[WHAT TO DO]:
Pull each line holding "this" out of the entries below.

(Stored items)
○ ○ ○ ○ ○

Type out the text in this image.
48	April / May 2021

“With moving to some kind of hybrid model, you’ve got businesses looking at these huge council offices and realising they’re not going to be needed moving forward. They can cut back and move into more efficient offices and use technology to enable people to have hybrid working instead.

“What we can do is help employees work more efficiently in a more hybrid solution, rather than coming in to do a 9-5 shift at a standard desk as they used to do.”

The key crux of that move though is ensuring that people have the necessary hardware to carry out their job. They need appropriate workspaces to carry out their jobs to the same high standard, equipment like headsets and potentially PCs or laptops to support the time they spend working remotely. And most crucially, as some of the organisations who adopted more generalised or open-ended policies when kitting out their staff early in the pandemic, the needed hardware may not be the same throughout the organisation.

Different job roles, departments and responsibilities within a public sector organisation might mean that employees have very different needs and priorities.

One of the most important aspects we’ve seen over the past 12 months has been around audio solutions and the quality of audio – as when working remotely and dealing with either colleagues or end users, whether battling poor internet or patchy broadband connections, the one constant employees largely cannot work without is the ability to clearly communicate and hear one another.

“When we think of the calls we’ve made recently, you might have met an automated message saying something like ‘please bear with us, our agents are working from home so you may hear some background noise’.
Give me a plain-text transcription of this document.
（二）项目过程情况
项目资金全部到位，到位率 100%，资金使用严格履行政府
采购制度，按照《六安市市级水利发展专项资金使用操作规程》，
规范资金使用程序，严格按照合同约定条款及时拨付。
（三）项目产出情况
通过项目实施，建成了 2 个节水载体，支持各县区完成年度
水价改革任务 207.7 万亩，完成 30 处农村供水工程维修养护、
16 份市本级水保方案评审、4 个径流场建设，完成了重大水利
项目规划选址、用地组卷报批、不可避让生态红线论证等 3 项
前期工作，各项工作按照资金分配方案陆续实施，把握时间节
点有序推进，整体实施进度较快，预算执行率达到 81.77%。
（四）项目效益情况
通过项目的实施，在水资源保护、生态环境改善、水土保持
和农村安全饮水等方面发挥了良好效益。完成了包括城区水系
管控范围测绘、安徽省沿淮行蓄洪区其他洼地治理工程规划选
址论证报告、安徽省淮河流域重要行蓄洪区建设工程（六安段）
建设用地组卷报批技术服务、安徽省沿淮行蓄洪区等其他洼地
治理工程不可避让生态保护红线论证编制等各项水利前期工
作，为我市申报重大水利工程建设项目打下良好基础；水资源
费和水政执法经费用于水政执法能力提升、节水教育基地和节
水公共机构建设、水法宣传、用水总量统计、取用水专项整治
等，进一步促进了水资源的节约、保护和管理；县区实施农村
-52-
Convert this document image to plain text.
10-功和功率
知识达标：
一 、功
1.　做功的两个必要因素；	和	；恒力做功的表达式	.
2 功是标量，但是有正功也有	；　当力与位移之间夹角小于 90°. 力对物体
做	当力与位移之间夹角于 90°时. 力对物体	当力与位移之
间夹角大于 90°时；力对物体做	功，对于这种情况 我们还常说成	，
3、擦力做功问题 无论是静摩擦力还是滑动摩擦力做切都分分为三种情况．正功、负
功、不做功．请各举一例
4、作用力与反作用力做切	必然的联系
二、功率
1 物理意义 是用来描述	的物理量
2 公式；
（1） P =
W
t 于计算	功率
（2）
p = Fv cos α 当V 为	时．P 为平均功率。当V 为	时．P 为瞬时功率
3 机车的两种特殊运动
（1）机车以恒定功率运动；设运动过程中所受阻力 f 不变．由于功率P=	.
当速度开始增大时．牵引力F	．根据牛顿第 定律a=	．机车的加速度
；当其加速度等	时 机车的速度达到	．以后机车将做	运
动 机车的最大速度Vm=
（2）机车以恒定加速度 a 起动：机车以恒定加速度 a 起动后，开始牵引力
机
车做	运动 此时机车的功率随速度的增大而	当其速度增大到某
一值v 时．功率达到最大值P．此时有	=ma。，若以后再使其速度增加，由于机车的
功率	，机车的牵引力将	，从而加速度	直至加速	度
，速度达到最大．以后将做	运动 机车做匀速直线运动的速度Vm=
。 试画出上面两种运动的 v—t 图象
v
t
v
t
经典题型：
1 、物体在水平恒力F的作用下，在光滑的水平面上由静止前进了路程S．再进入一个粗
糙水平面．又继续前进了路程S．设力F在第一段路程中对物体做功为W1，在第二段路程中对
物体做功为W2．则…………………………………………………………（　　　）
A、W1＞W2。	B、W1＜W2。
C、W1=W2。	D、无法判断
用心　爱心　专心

○ ○ ○ ○ ○

[TASK OUTPUT]:
Type out the text in this image.
Give me a plain-text transcription of this document.
Convert this document image to plain text.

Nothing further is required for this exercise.